(Dataset records)

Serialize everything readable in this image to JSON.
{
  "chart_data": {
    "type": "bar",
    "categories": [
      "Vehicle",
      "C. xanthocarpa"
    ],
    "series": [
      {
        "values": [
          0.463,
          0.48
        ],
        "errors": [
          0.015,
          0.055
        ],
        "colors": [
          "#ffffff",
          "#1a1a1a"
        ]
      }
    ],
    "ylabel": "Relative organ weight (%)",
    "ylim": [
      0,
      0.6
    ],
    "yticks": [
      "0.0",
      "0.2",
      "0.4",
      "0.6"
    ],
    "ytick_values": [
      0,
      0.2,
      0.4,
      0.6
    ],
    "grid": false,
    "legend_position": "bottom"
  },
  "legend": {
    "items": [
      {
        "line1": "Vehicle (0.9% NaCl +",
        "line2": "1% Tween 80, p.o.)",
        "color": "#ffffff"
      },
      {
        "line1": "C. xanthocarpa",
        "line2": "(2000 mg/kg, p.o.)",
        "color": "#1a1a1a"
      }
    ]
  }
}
---
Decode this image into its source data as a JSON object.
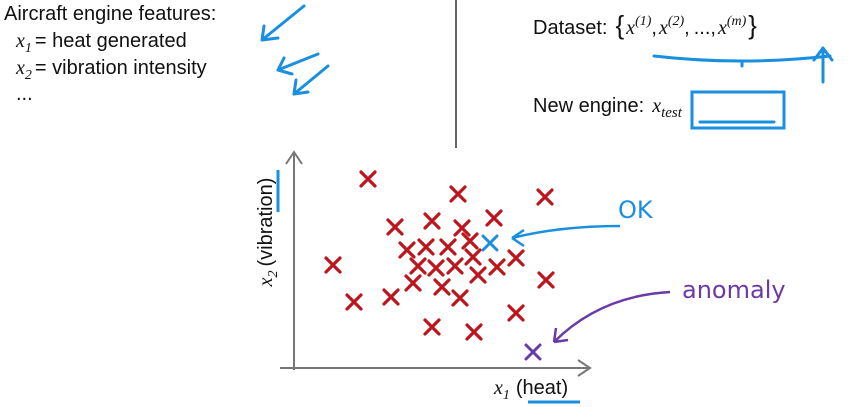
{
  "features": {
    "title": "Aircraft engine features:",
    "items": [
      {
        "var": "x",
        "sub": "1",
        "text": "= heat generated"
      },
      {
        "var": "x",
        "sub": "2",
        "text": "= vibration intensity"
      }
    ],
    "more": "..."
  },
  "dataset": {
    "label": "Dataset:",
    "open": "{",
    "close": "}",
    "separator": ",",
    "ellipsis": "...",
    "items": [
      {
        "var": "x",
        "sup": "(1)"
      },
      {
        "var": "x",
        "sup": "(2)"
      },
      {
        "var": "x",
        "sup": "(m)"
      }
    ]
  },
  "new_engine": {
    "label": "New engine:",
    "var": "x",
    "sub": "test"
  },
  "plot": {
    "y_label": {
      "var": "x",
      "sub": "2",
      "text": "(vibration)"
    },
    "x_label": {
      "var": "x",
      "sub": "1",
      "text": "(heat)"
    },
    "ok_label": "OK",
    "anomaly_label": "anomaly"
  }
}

WHAT YOU HAVE TO DO: Pull every line containing the word "vibration" out of the material.

COMPLETE RESPONSE:
        "text": "= vibration intensity"
      "text": "(vibration)"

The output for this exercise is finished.